## BEGIN INFORMATION SUPPLIED

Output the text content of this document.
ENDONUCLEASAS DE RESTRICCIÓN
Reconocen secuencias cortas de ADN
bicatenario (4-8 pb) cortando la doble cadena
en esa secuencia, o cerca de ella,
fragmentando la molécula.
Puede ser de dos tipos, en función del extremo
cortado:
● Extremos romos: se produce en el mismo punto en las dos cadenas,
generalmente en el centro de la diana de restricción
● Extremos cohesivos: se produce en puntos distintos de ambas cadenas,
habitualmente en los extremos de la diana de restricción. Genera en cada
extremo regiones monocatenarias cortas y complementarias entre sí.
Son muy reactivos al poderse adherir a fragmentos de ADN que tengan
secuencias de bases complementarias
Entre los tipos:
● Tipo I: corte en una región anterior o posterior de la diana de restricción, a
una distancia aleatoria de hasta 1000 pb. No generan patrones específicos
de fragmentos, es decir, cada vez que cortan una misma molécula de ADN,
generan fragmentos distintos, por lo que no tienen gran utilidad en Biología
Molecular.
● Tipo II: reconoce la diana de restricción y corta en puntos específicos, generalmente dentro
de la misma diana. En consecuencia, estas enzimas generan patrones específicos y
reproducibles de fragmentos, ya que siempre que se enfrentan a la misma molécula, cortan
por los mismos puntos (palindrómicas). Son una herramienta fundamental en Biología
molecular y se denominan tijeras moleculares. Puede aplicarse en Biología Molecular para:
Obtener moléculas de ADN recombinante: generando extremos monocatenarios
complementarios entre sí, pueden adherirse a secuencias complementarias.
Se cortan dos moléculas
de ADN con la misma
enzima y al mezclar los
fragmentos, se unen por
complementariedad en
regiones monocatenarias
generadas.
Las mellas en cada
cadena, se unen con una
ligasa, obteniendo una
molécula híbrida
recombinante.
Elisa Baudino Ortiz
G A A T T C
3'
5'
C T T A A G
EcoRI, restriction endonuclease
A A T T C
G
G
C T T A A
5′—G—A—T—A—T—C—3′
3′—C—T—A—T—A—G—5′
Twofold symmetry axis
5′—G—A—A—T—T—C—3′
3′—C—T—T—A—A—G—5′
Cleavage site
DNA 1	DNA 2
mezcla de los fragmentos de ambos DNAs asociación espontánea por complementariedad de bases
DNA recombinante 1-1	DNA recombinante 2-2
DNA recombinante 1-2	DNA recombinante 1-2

## END INFORMATION SUPPLIED

■ **THE REQUEST**: Exactly as written above, please repeat the entries.

■ **SOLUTION**:
Output the text content of this document.
ENDONUCLEASAS DE RESTRICCIÓN
Reconocen secuencias cortas de ADN
bicatenario (4-8 pb) cortando la doble cadena
en esa secuencia, o cerca de ella,
fragmentando la molécula.
Puede ser de dos tipos, en función del extremo
cortado:
● Extremos romos: se produce en el mismo punto en las dos cadenas,
generalmente en el centro de la diana de restricción
● Extremos cohesivos: se produce en puntos distintos de ambas cadenas,
habitualmente en los extremos de la diana de restricción. Genera en cada
extremo regiones monocatenarias cortas y complementarias entre sí.
Son muy reactivos al poderse adherir a fragmentos de ADN que tengan
secuencias de bases complementarias
Entre los tipos:
● Tipo I: corte en una región anterior o posterior de la diana de restricción, a
una distancia aleatoria de hasta 1000 pb. No generan patrones específicos
de fragmentos, es decir, cada vez que cortan una misma molécula de ADN,
generan fragmentos distintos, por lo que no tienen gran utilidad en Biología
Molecular.
● Tipo II: reconoce la diana de restricción y corta en puntos específicos, generalmente dentro
de la misma diana. En consecuencia, estas enzimas generan patrones específicos y
reproducibles de fragmentos, ya que siempre que se enfrentan a la misma molécula, cortan
por los mismos puntos (palindrómicas). Son una herramienta fundamental en Biología
molecular y se denominan tijeras moleculares. Puede aplicarse en Biología Molecular para:
Obtener moléculas de ADN recombinante: generando extremos monocatenarios
complementarios entre sí, pueden adherirse a secuencias complementarias.
Se cortan dos moléculas
de ADN con la misma
enzima y al mezclar los
fragmentos, se unen por
complementariedad en
regiones monocatenarias
generadas.
Las mellas en cada
cadena, se unen con una
ligasa, obteniendo una
molécula híbrida
recombinante.
Elisa Baudino Ortiz
G A A T T C
3'
5'
C T T A A G
EcoRI, restriction endonuclease
A A T T C
G
G
C T T A A
5′—G—A—T—A—T—C—3′
3′—C—T—A—T—A—G—5′
Twofold symmetry axis
5′—G—A—A—T—T—C—3′
3′—C—T—T—A—A—G—5′
Cleavage site
DNA 1	DNA 2
mezcla de los fragmentos de ambos DNAs asociación espontánea por complementariedad de bases
DNA recombinante 1-1	DNA recombinante 2-2
DNA recombinante 1-2	DNA recombinante 1-2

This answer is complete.